> What the task asks
The data must be returned in full and exactly as given.

START Data for processing

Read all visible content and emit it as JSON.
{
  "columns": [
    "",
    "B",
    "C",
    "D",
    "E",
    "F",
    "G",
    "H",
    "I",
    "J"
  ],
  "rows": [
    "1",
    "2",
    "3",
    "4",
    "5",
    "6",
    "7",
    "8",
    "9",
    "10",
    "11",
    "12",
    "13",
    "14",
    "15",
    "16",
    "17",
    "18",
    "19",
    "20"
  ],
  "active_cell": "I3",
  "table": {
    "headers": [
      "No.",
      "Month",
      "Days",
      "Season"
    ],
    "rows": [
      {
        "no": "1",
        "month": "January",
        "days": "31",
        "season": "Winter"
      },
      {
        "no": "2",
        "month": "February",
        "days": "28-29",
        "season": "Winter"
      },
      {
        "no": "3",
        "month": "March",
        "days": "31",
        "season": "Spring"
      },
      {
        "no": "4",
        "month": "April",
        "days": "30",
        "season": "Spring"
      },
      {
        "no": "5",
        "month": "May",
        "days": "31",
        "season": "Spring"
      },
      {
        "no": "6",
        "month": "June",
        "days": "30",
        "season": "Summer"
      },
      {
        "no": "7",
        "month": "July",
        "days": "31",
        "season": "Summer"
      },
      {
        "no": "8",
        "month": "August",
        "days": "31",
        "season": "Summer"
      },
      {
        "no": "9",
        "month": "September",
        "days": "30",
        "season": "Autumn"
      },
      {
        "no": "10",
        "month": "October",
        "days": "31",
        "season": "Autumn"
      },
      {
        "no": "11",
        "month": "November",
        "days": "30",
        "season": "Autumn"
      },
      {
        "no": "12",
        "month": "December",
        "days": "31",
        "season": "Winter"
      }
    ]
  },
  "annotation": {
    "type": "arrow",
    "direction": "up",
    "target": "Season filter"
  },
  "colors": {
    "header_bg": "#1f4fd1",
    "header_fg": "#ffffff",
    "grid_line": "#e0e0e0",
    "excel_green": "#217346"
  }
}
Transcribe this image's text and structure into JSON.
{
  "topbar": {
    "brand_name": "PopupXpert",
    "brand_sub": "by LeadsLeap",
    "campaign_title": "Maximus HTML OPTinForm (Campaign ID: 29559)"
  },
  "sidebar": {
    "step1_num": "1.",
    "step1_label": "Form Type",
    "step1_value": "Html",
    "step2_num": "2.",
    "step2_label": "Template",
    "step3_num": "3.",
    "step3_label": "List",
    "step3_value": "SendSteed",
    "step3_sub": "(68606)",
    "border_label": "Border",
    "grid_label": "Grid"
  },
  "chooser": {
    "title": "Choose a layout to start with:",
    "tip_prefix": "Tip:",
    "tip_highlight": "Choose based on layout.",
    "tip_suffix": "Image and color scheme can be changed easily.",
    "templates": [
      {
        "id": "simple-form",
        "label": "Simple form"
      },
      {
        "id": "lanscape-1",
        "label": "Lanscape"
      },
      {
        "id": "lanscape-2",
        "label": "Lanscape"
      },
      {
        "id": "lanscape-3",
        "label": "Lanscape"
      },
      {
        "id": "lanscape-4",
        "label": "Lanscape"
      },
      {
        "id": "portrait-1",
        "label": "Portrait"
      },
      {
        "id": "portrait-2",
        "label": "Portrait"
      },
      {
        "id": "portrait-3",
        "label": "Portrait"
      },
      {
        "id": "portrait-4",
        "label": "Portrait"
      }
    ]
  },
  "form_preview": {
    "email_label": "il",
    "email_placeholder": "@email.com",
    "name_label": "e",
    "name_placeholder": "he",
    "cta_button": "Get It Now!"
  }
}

END Data for processing

> Exercise result
Read all visible content and emit it as JSON.
{
  "columns": [
    "",
    "B",
    "C",
    "D",
    "E",
    "F",
    "G",
    "H",
    "I",
    "J"
  ],
  "rows": [
    "1",
    "2",
    "3",
    "4",
    "5",
    "6",
    "7",
    "8",
    "9",
    "10",
    "11",
    "12",
    "13",
    "14",
    "15",
    "16",
    "17",
    "18",
    "19",
    "20"
  ],
  "active_cell": "I3",
  "table": {
    "headers": [
      "No.",
      "Month",
      "Days",
      "Season"
    ],
    "rows": [
      {
        "no": "1",
        "month": "January",
        "days": "31",
        "season": "Winter"
      },
      {
        "no": "2",
        "month": "February",
        "days": "28-29",
        "season": "Winter"
      },
      {
        "no": "3",
        "month": "March",
        "days": "31",
        "season": "Spring"
      },
      {
        "no": "4",
        "month": "April",
        "days": "30",
        "season": "Spring"
      },
      {
        "no": "5",
        "month": "May",
        "days": "31",
        "season": "Spring"
      },
      {
        "no": "6",
        "month": "June",
        "days": "30",
        "season": "Summer"
      },
      {
        "no": "7",
        "month": "July",
        "days": "31",
        "season": "Summer"
      },
      {
        "no": "8",
        "month": "August",
        "days": "31",
        "season": "Summer"
      },
      {
        "no": "9",
        "month": "September",
        "days": "30",
        "season": "Autumn"
      },
      {
        "no": "10",
        "month": "October",
        "days": "31",
        "season": "Autumn"
      },
      {
        "no": "11",
        "month": "November",
        "days": "30",
        "season": "Autumn"
      },
      {
        "no": "12",
        "month": "December",
        "days": "31",
        "season": "Winter"
      }
    ]
  },
  "annotation": {
    "type": "arrow",
    "direction": "up",
    "target": "Season filter"
  },
  "colors": {
    "header_bg": "#1f4fd1",
    "header_fg": "#ffffff",
    "grid_line": "#e0e0e0",
    "excel_green": "#217346"
  }
}
Transcribe this image's text and structure into JSON.
{
  "topbar": {
    "brand_name": "PopupXpert",
    "brand_sub": "by LeadsLeap",
    "campaign_title": "Maximus HTML OPTinForm (Campaign ID: 29559)"
  },
  "sidebar": {
    "step1_num": "1.",
    "step1_label": "Form Type",
    "step1_value": "Html",
    "step2_num": "2.",
    "step2_label": "Template",
    "step3_num": "3.",
    "step3_label": "List",
    "step3_value": "SendSteed",
    "step3_sub": "(68606)",
    "border_label": "Border",
    "grid_label": "Grid"
  },
  "chooser": {
    "title": "Choose a layout to start with:",
    "tip_prefix": "Tip:",
    "tip_highlight": "Choose based on layout.",
    "tip_suffix": "Image and color scheme can be changed easily.",
    "templates": [
      {
        "id": "simple-form",
        "label": "Simple form"
      },
      {
        "id": "lanscape-1",
        "label": "Lanscape"
      },
      {
        "id": "lanscape-2",
        "label": "Lanscape"
      },
      {
        "id": "lanscape-3",
        "label": "Lanscape"
      },
      {
        "id": "lanscape-4",
        "label": "Lanscape"
      },
      {
        "id": "portrait-1",
        "label": "Portrait"
      },
      {
        "id": "portrait-2",
        "label": "Portrait"
      },
      {
        "id": "portrait-3",
        "label": "Portrait"
      },
      {
        "id": "portrait-4",
        "label": "Portrait"
      }
    ]
  },
  "form_preview": {
    "email_label": "il",
    "email_placeholder": "@email.com",
    "name_label": "e",
    "name_placeholder": "he",
    "cta_button": "Get It Now!"
  }
}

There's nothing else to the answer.